LISTED RECORDS:
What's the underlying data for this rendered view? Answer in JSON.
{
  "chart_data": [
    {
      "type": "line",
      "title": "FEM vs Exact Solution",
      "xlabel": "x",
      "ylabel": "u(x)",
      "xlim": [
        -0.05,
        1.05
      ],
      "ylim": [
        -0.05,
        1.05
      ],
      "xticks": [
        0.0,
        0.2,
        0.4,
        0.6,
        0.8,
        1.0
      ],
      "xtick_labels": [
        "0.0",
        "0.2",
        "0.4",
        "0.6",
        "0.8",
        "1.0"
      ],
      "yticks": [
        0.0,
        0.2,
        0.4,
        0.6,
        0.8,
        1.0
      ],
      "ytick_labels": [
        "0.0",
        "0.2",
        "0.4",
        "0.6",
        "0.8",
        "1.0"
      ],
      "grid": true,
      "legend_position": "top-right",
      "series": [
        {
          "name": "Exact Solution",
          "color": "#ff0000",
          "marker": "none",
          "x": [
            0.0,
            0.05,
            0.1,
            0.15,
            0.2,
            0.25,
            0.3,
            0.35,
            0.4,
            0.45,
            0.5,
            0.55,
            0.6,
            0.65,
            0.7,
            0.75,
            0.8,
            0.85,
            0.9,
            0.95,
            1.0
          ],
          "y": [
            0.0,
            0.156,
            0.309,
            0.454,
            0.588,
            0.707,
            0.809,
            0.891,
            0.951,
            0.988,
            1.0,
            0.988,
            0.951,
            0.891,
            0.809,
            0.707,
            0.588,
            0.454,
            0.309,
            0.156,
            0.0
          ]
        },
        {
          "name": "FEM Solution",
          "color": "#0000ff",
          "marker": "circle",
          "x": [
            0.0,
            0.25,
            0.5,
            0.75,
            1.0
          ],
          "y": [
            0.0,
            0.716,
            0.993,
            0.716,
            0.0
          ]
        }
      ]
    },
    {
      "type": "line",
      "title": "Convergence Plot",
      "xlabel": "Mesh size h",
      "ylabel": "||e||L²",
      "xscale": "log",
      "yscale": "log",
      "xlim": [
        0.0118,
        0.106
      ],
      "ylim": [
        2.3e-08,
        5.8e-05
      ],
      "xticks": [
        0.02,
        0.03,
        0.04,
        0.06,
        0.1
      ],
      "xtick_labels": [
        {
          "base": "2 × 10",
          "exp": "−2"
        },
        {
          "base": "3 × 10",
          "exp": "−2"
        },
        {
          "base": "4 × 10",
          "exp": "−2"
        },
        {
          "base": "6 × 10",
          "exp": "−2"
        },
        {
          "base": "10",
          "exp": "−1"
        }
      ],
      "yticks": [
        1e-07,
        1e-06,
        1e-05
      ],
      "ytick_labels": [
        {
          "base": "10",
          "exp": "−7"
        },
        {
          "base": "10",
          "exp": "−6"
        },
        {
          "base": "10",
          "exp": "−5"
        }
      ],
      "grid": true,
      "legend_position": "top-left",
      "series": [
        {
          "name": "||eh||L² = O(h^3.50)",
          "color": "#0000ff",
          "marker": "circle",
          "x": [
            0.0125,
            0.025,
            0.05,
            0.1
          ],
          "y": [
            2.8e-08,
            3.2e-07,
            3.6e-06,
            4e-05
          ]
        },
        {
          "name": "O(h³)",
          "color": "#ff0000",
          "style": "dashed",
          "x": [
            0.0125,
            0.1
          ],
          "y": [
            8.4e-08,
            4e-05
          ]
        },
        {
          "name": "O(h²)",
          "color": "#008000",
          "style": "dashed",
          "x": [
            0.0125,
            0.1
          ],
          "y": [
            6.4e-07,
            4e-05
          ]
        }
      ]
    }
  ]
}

PROBLEM: Send back every record, precisely as written.

ANSWER BELOW:
What's the underlying data for this rendered view? Answer in JSON.
{
  "chart_data": [
    {
      "type": "line",
      "title": "FEM vs Exact Solution",
      "xlabel": "x",
      "ylabel": "u(x)",
      "xlim": [
        -0.05,
        1.05
      ],
      "ylim": [
        -0.05,
        1.05
      ],
      "xticks": [
        0.0,
        0.2,
        0.4,
        0.6,
        0.8,
        1.0
      ],
      "xtick_labels": [
        "0.0",
        "0.2",
        "0.4",
        "0.6",
        "0.8",
        "1.0"
      ],
      "yticks": [
        0.0,
        0.2,
        0.4,
        0.6,
        0.8,
        1.0
      ],
      "ytick_labels": [
        "0.0",
        "0.2",
        "0.4",
        "0.6",
        "0.8",
        "1.0"
      ],
      "grid": true,
      "legend_position": "top-right",
      "series": [
        {
          "name": "Exact Solution",
          "color": "#ff0000",
          "marker": "none",
          "x": [
            0.0,
            0.05,
            0.1,
            0.15,
            0.2,
            0.25,
            0.3,
            0.35,
            0.4,
            0.45,
            0.5,
            0.55,
            0.6,
            0.65,
            0.7,
            0.75,
            0.8,
            0.85,
            0.9,
            0.95,
            1.0
          ],
          "y": [
            0.0,
            0.156,
            0.309,
            0.454,
            0.588,
            0.707,
            0.809,
            0.891,
            0.951,
            0.988,
            1.0,
            0.988,
            0.951,
            0.891,
            0.809,
            0.707,
            0.588,
            0.454,
            0.309,
            0.156,
            0.0
          ]
        },
        {
          "name": "FEM Solution",
          "color": "#0000ff",
          "marker": "circle",
          "x": [
            0.0,
            0.25,
            0.5,
            0.75,
            1.0
          ],
          "y": [
            0.0,
            0.716,
            0.993,
            0.716,
            0.0
          ]
        }
      ]
    },
    {
      "type": "line",
      "title": "Convergence Plot",
      "xlabel": "Mesh size h",
      "ylabel": "||e||L²",
      "xscale": "log",
      "yscale": "log",
      "xlim": [
        0.0118,
        0.106
      ],
      "ylim": [
        2.3e-08,
        5.8e-05
      ],
      "xticks": [
        0.02,
        0.03,
        0.04,
        0.06,
        0.1
      ],
      "xtick_labels": [
        {
          "base": "2 × 10",
          "exp": "−2"
        },
        {
          "base": "3 × 10",
          "exp": "−2"
        },
        {
          "base": "4 × 10",
          "exp": "−2"
        },
        {
          "base": "6 × 10",
          "exp": "−2"
        },
        {
          "base": "10",
          "exp": "−1"
        }
      ],
      "yticks": [
        1e-07,
        1e-06,
        1e-05
      ],
      "ytick_labels": [
        {
          "base": "10",
          "exp": "−7"
        },
        {
          "base": "10",
          "exp": "−6"
        },
        {
          "base": "10",
          "exp": "−5"
        }
      ],
      "grid": true,
      "legend_position": "top-left",
      "series": [
        {
          "name": "||eh||L² = O(h^3.50)",
          "color": "#0000ff",
          "marker": "circle",
          "x": [
            0.0125,
            0.025,
            0.05,
            0.1
          ],
          "y": [
            2.8e-08,
            3.2e-07,
            3.6e-06,
            4e-05
          ]
        },
        {
          "name": "O(h³)",
          "color": "#ff0000",
          "style": "dashed",
          "x": [
            0.0125,
            0.1
          ],
          "y": [
            8.4e-08,
            4e-05
          ]
        },
        {
          "name": "O(h²)",
          "color": "#008000",
          "style": "dashed",
          "x": [
            0.0125,
            0.1
          ],
          "y": [
            6.4e-07,
            4e-05
          ]
        }
      ]
    }
  ]
}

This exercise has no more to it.